» **WRITTEN TASK**
Output the material beneath exactly, leaving nothing out.

» **PROVIDED RECORDS**
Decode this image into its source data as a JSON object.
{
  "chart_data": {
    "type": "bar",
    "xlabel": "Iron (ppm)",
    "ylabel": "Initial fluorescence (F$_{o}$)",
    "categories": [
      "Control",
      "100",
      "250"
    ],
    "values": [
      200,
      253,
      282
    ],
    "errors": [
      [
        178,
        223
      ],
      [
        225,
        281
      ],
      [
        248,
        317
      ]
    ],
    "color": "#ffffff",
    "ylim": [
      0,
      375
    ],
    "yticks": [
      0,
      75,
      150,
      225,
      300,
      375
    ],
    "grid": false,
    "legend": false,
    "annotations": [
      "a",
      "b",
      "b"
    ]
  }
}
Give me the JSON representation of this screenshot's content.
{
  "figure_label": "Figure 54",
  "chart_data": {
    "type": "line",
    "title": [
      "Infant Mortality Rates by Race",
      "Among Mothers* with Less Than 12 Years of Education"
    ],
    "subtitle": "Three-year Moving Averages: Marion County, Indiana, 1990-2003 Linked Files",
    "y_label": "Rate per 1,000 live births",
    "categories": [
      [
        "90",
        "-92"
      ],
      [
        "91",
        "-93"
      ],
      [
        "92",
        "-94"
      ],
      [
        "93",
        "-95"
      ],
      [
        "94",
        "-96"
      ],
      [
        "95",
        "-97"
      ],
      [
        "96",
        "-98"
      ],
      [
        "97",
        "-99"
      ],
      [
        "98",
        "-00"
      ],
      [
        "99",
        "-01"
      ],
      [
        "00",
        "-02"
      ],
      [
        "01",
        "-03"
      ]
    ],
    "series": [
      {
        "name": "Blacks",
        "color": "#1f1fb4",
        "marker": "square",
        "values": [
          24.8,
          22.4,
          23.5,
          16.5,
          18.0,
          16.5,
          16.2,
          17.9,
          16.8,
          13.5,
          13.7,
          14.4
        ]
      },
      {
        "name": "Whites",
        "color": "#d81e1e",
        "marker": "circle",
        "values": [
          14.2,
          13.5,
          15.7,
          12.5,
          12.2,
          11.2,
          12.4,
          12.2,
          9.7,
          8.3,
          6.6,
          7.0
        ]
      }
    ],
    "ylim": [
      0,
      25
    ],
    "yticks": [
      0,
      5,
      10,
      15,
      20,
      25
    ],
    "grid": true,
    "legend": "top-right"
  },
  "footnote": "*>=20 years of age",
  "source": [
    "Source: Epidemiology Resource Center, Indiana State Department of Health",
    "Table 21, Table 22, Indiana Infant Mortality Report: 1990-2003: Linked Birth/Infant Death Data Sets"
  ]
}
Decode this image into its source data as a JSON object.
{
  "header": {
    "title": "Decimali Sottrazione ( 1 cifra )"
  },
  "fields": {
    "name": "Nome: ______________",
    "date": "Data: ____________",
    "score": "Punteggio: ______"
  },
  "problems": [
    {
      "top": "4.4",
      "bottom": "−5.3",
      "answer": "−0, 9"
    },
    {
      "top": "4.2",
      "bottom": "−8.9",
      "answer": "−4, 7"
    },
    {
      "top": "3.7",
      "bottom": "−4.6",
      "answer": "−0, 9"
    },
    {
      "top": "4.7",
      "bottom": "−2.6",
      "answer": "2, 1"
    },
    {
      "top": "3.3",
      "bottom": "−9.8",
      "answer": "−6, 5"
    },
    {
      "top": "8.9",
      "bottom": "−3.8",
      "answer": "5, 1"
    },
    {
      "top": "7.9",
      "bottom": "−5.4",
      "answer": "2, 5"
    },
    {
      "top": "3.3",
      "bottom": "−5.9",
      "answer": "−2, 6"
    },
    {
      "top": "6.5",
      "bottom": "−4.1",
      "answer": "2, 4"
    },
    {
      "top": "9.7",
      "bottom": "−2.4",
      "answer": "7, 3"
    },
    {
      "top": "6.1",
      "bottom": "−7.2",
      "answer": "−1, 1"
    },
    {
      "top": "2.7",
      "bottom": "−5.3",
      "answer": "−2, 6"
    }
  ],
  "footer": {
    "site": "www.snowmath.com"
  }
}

» **RESULT OF THE EXERCISE**
Decode this image into its source data as a JSON object.
{
  "chart_data": {
    "type": "bar",
    "xlabel": "Iron (ppm)",
    "ylabel": "Initial fluorescence (F$_{o}$)",
    "categories": [
      "Control",
      "100",
      "250"
    ],
    "values": [
      200,
      253,
      282
    ],
    "errors": [
      [
        178,
        223
      ],
      [
        225,
        281
      ],
      [
        248,
        317
      ]
    ],
    "color": "#ffffff",
    "ylim": [
      0,
      375
    ],
    "yticks": [
      0,
      75,
      150,
      225,
      300,
      375
    ],
    "grid": false,
    "legend": false,
    "annotations": [
      "a",
      "b",
      "b"
    ]
  }
}
Give me the JSON representation of this screenshot's content.
{
  "figure_label": "Figure 54",
  "chart_data": {
    "type": "line",
    "title": [
      "Infant Mortality Rates by Race",
      "Among Mothers* with Less Than 12 Years of Education"
    ],
    "subtitle": "Three-year Moving Averages: Marion County, Indiana, 1990-2003 Linked Files",
    "y_label": "Rate per 1,000 live births",
    "categories": [
      [
        "90",
        "-92"
      ],
      [
        "91",
        "-93"
      ],
      [
        "92",
        "-94"
      ],
      [
        "93",
        "-95"
      ],
      [
        "94",
        "-96"
      ],
      [
        "95",
        "-97"
      ],
      [
        "96",
        "-98"
      ],
      [
        "97",
        "-99"
      ],
      [
        "98",
        "-00"
      ],
      [
        "99",
        "-01"
      ],
      [
        "00",
        "-02"
      ],
      [
        "01",
        "-03"
      ]
    ],
    "series": [
      {
        "name": "Blacks",
        "color": "#1f1fb4",
        "marker": "square",
        "values": [
          24.8,
          22.4,
          23.5,
          16.5,
          18.0,
          16.5,
          16.2,
          17.9,
          16.8,
          13.5,
          13.7,
          14.4
        ]
      },
      {
        "name": "Whites",
        "color": "#d81e1e",
        "marker": "circle",
        "values": [
          14.2,
          13.5,
          15.7,
          12.5,
          12.2,
          11.2,
          12.4,
          12.2,
          9.7,
          8.3,
          6.6,
          7.0
        ]
      }
    ],
    "ylim": [
      0,
      25
    ],
    "yticks": [
      0,
      5,
      10,
      15,
      20,
      25
    ],
    "grid": true,
    "legend": "top-right"
  },
  "footnote": "*>=20 years of age",
  "source": [
    "Source: Epidemiology Resource Center, Indiana State Department of Health",
    "Table 21, Table 22, Indiana Infant Mortality Report: 1990-2003: Linked Birth/Infant Death Data Sets"
  ]
}
Decode this image into its source data as a JSON object.
{
  "header": {
    "title": "Decimali Sottrazione ( 1 cifra )"
  },
  "fields": {
    "name": "Nome: ______________",
    "date": "Data: ____________",
    "score": "Punteggio: ______"
  },
  "problems": [
    {
      "top": "4.4",
      "bottom": "−5.3",
      "answer": "−0, 9"
    },
    {
      "top": "4.2",
      "bottom": "−8.9",
      "answer": "−4, 7"
    },
    {
      "top": "3.7",
      "bottom": "−4.6",
      "answer": "−0, 9"
    },
    {
      "top": "4.7",
      "bottom": "−2.6",
      "answer": "2, 1"
    },
    {
      "top": "3.3",
      "bottom": "−9.8",
      "answer": "−6, 5"
    },
    {
      "top": "8.9",
      "bottom": "−3.8",
      "answer": "5, 1"
    },
    {
      "top": "7.9",
      "bottom": "−5.4",
      "answer": "2, 5"
    },
    {
      "top": "3.3",
      "bottom": "−5.9",
      "answer": "−2, 6"
    },
    {
      "top": "6.5",
      "bottom": "−4.1",
      "answer": "2, 4"
    },
    {
      "top": "9.7",
      "bottom": "−2.4",
      "answer": "7, 3"
    },
    {
      "top": "6.1",
      "bottom": "−7.2",
      "answer": "−1, 1"
    },
    {
      "top": "2.7",
      "bottom": "−5.3",
      "answer": "−2, 6"
    }
  ],
  "footer": {
    "site": "www.snowmath.com"
  }
}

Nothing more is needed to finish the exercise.